[Stored entries]
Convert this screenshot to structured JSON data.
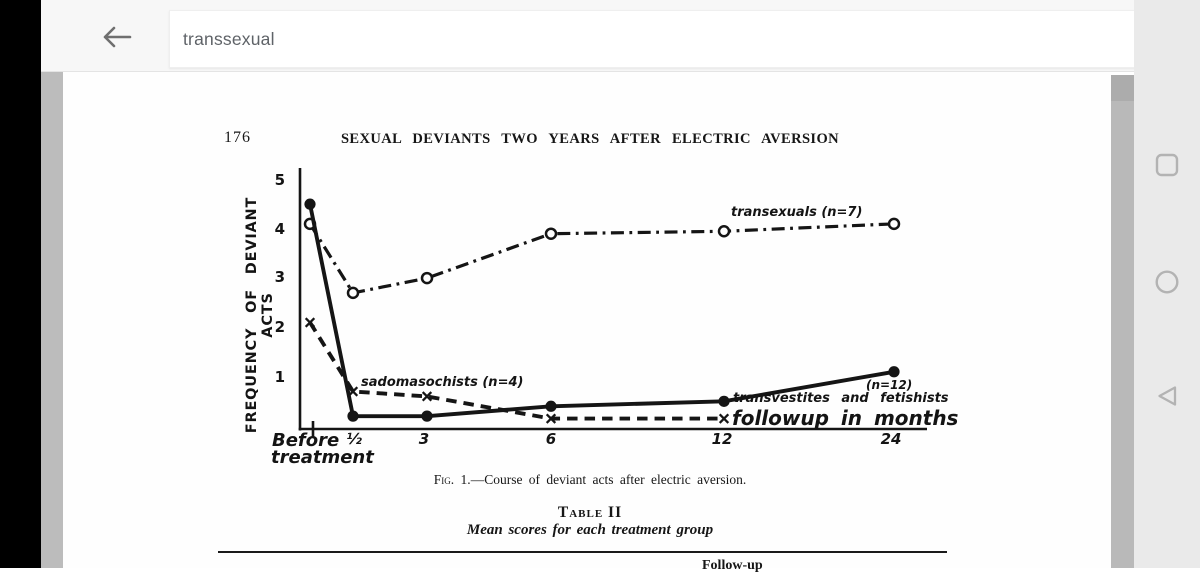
{
  "topbar": {
    "search_value": "transsexual",
    "icons": {
      "back_arrow": "←"
    }
  },
  "navbar": {
    "icons": {
      "recents": "square-outline",
      "home": "circle-outline",
      "back": "triangle-left-outline"
    }
  },
  "colors": {
    "topbar_bg": "#f7f7f7",
    "navbar_bg": "#eaeaea",
    "gutter": "#bcbcbc",
    "page_bg": "#fefefe",
    "ink": "#161616",
    "search_text": "#5f6368",
    "nav_icon": "#b3b3b3"
  },
  "page": {
    "page_number": "176",
    "running_title": "SEXUAL DEVIANTS TWO YEARS AFTER ELECTRIC AVERSION",
    "figure_caption_prefix": "Fig. 1.",
    "figure_caption_rest": "—Course of deviant acts after electric aversion.",
    "table_title": "Table II",
    "table_subtitle": "Mean scores for each treatment group",
    "table_partial_header": "Follow-up"
  },
  "chart_data": {
    "type": "line",
    "title": "Fig. 1. Course of deviant acts after electric aversion",
    "ylabel": "FREQUENCY OF DEVIANT ACTS",
    "xlabel": "followup in months",
    "ylim": [
      0,
      5
    ],
    "grid": false,
    "categories": [
      "Before treatment",
      "½",
      "3",
      "6",
      "12",
      "24"
    ],
    "axis": {
      "before_label_1": "Before",
      "before_label_2": "treatment",
      "xticks": [
        "½",
        "3",
        "6",
        "12",
        "24"
      ],
      "yticks": [
        "5",
        "4",
        "3",
        "2",
        "1"
      ]
    },
    "series": [
      {
        "name": "transsexuals (n=7)",
        "style": "dashdot",
        "marker": "circle-open",
        "values": [
          4.1,
          2.7,
          3.0,
          3.9,
          3.95,
          4.1
        ]
      },
      {
        "name": "sadomasochists (n=4)",
        "style": "dashed",
        "marker": "x",
        "values": [
          2.1,
          0.7,
          0.6,
          0.15,
          0.15,
          null
        ]
      },
      {
        "name": "transvestites and fetishists (n=12)",
        "style": "solid",
        "marker": "circle-filled",
        "values": [
          4.5,
          0.2,
          0.2,
          0.4,
          0.5,
          1.1
        ]
      }
    ],
    "annotations": {
      "transsexuals": "transexuals (n=7)",
      "sadomasochists": "sadomasochists (n=4)",
      "transvestites_n": "(n=12)",
      "transvestites": "transvestites and fetishists",
      "followup": "followup in months"
    }
  }
}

> PROBLEM STATEMENT
Pick out and copy the lines of the entries that hold the string "circle".

> OUTPUT BELOW
      "home": "circle-outline",
        "marker": "circle-open",
        "marker": "circle-filled",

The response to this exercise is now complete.